╔══
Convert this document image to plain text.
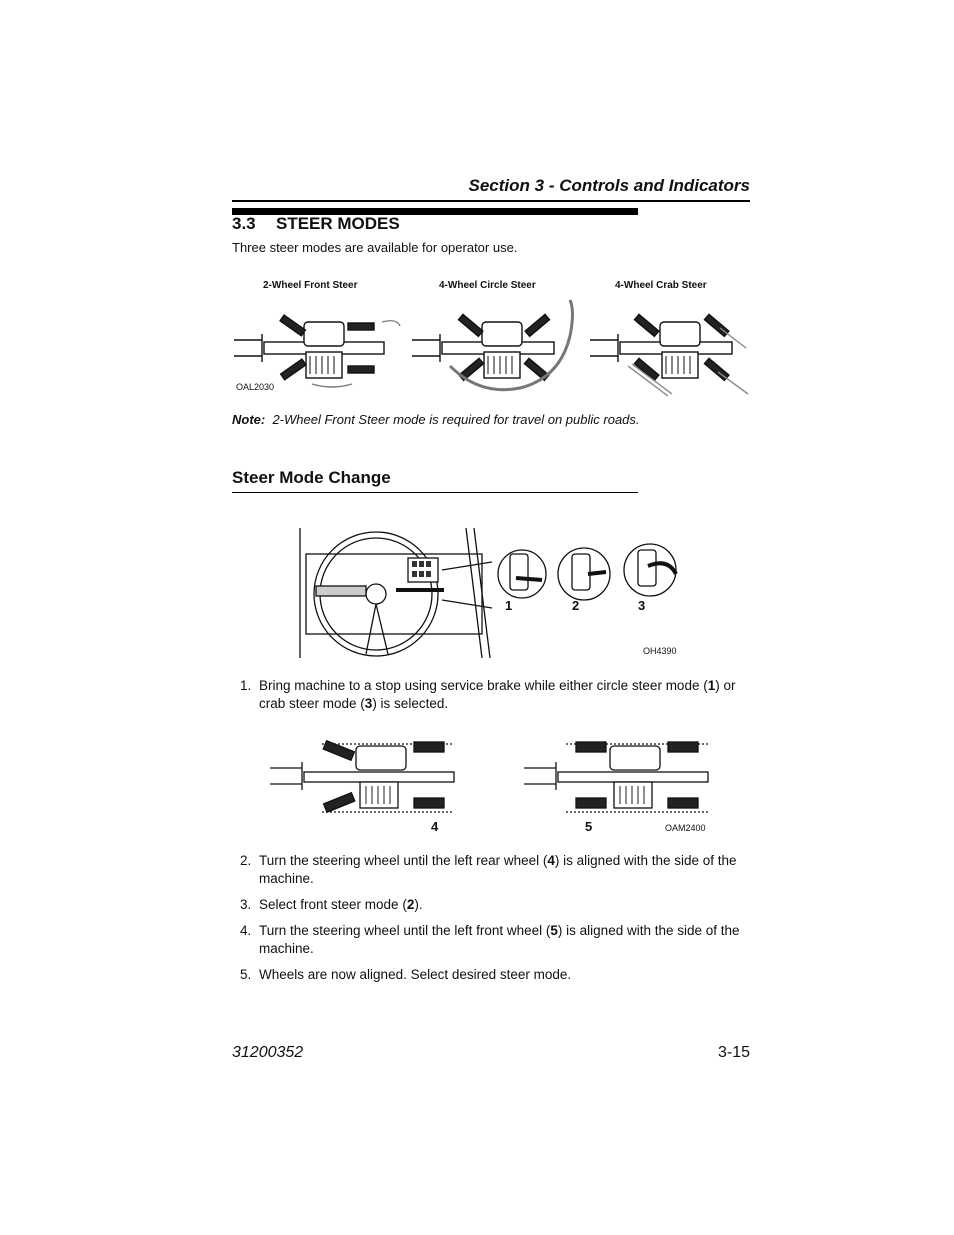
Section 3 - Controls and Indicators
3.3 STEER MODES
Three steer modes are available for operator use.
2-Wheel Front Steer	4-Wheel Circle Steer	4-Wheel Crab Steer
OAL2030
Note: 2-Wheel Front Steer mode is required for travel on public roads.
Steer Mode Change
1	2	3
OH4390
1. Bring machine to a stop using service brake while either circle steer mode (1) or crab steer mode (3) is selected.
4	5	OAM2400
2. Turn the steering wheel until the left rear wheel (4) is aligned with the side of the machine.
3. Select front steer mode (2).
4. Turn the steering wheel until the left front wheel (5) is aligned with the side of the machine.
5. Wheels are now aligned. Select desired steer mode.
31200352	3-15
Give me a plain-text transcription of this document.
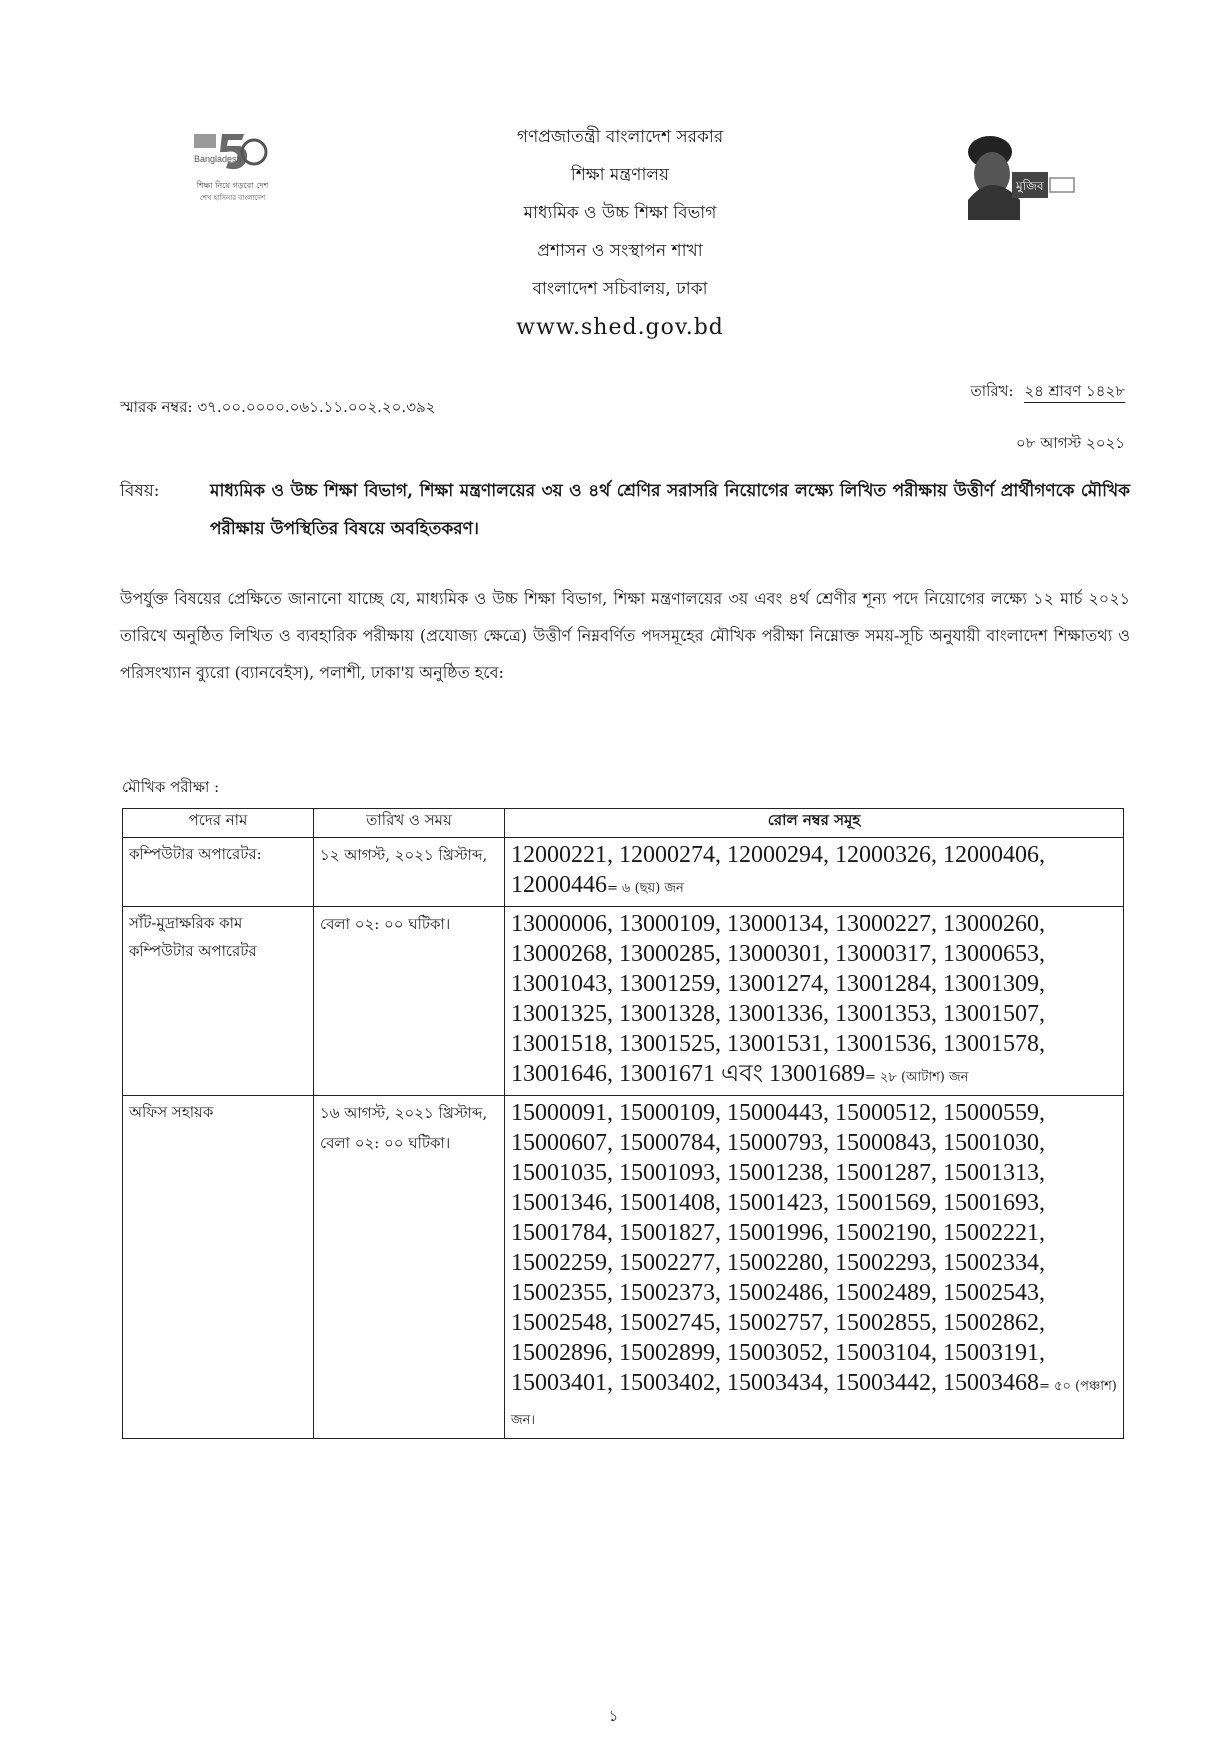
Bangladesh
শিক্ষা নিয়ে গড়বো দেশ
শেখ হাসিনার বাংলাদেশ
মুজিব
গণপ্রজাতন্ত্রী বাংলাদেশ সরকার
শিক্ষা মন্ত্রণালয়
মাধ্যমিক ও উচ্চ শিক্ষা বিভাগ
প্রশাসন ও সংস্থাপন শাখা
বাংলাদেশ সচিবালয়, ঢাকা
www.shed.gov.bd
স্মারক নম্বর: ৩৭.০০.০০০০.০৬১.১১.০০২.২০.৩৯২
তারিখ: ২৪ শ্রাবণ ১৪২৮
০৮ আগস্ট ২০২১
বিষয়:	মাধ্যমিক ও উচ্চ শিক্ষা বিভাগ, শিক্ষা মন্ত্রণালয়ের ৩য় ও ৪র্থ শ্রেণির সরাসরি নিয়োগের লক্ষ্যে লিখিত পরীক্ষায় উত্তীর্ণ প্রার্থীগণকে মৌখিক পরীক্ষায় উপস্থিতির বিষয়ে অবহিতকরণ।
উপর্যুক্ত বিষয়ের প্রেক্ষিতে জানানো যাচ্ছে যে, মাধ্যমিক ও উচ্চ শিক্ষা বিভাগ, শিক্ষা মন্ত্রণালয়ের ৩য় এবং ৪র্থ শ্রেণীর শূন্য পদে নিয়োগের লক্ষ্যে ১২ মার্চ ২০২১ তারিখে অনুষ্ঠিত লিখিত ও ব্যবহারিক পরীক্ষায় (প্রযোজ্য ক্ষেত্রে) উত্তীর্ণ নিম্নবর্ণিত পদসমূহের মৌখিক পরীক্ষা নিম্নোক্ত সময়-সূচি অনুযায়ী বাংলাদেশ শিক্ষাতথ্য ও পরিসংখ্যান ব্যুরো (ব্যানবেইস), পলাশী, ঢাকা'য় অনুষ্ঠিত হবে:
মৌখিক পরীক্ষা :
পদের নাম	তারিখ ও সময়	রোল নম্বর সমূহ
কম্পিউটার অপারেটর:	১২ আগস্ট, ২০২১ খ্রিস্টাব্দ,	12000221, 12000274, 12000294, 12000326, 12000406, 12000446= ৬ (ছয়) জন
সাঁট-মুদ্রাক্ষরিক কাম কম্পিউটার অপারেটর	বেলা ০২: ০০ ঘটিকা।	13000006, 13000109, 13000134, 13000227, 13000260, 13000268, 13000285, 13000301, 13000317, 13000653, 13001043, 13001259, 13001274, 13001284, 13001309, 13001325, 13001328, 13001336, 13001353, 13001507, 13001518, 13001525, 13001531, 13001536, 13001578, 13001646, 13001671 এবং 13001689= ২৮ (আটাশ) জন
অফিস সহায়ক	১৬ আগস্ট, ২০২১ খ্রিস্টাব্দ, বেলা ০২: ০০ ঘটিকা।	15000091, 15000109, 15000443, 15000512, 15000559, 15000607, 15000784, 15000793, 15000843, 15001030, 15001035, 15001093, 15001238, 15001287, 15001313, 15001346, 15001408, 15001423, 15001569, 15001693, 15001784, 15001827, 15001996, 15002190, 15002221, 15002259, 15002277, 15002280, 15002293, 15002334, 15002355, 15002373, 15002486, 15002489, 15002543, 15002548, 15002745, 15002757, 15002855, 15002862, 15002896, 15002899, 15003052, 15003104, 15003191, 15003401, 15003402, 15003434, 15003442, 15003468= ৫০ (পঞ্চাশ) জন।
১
╚══
### INSTRUCTIONS TO FOLLOW
Every line above should be returned exactly; the pictures stay out.

### EXPECTED ANSWER
Convert this document image to plain text.
Section 3 - Controls and Indicators
3.3 STEER MODES
Three steer modes are available for operator use.
2-Wheel Front Steer	4-Wheel Circle Steer	4-Wheel Crab Steer
OAL2030
Note: 2-Wheel Front Steer mode is required for travel on public roads.
Steer Mode Change
1	2	3
OH4390
1. Bring machine to a stop using service brake while either circle steer mode (1) or crab steer mode (3) is selected.
4	5	OAM2400
2. Turn the steering wheel until the left rear wheel (4) is aligned with the side of the machine.
3. Select front steer mode (2).
4. Turn the steering wheel until the left front wheel (5) is aligned with the side of the machine.
5. Wheels are now aligned. Select desired steer mode.
31200352	3-15
Give me a plain-text transcription of this document.
Bangladesh
শিক্ষা নিয়ে গড়বো দেশ
শেখ হাসিনার বাংলাদেশ
মুজিব
গণপ্রজাতন্ত্রী বাংলাদেশ সরকার
শিক্ষা মন্ত্রণালয়
মাধ্যমিক ও উচ্চ শিক্ষা বিভাগ
প্রশাসন ও সংস্থাপন শাখা
বাংলাদেশ সচিবালয়, ঢাকা
www.shed.gov.bd
স্মারক নম্বর: ৩৭.০০.০০০০.০৬১.১১.০০২.২০.৩৯২
তারিখ: ২৪ শ্রাবণ ১৪২৮
০৮ আগস্ট ২০২১
বিষয়:	মাধ্যমিক ও উচ্চ শিক্ষা বিভাগ, শিক্ষা মন্ত্রণালয়ের ৩য় ও ৪র্থ শ্রেণির সরাসরি নিয়োগের লক্ষ্যে লিখিত পরীক্ষায় উত্তীর্ণ প্রার্থীগণকে মৌখিক পরীক্ষায় উপস্থিতির বিষয়ে অবহিতকরণ।
উপর্যুক্ত বিষয়ের প্রেক্ষিতে জানানো যাচ্ছে যে, মাধ্যমিক ও উচ্চ শিক্ষা বিভাগ, শিক্ষা মন্ত্রণালয়ের ৩য় এবং ৪র্থ শ্রেণীর শূন্য পদে নিয়োগের লক্ষ্যে ১২ মার্চ ২০২১ তারিখে অনুষ্ঠিত লিখিত ও ব্যবহারিক পরীক্ষায় (প্রযোজ্য ক্ষেত্রে) উত্তীর্ণ নিম্নবর্ণিত পদসমূহের মৌখিক পরীক্ষা নিম্নোক্ত সময়-সূচি অনুযায়ী বাংলাদেশ শিক্ষাতথ্য ও পরিসংখ্যান ব্যুরো (ব্যানবেইস), পলাশী, ঢাকা'য় অনুষ্ঠিত হবে:
মৌখিক পরীক্ষা :
পদের নাম	তারিখ ও সময়	রোল নম্বর সমূহ
কম্পিউটার অপারেটর:	১২ আগস্ট, ২০২১ খ্রিস্টাব্দ,	12000221, 12000274, 12000294, 12000326, 12000406, 12000446= ৬ (ছয়) জন
সাঁট-মুদ্রাক্ষরিক কাম কম্পিউটার অপারেটর	বেলা ০২: ০০ ঘটিকা।	13000006, 13000109, 13000134, 13000227, 13000260, 13000268, 13000285, 13000301, 13000317, 13000653, 13001043, 13001259, 13001274, 13001284, 13001309, 13001325, 13001328, 13001336, 13001353, 13001507, 13001518, 13001525, 13001531, 13001536, 13001578, 13001646, 13001671 এবং 13001689= ২৮ (আটাশ) জন
অফিস সহায়ক	১৬ আগস্ট, ২০২১ খ্রিস্টাব্দ, বেলা ০২: ০০ ঘটিকা।	15000091, 15000109, 15000443, 15000512, 15000559, 15000607, 15000784, 15000793, 15000843, 15001030, 15001035, 15001093, 15001238, 15001287, 15001313, 15001346, 15001408, 15001423, 15001569, 15001693, 15001784, 15001827, 15001996, 15002190, 15002221, 15002259, 15002277, 15002280, 15002293, 15002334, 15002355, 15002373, 15002486, 15002489, 15002543, 15002548, 15002745, 15002757, 15002855, 15002862, 15002896, 15002899, 15003052, 15003104, 15003191, 15003401, 15003402, 15003434, 15003442, 15003468= ৫০ (পঞ্চাশ) জন।
১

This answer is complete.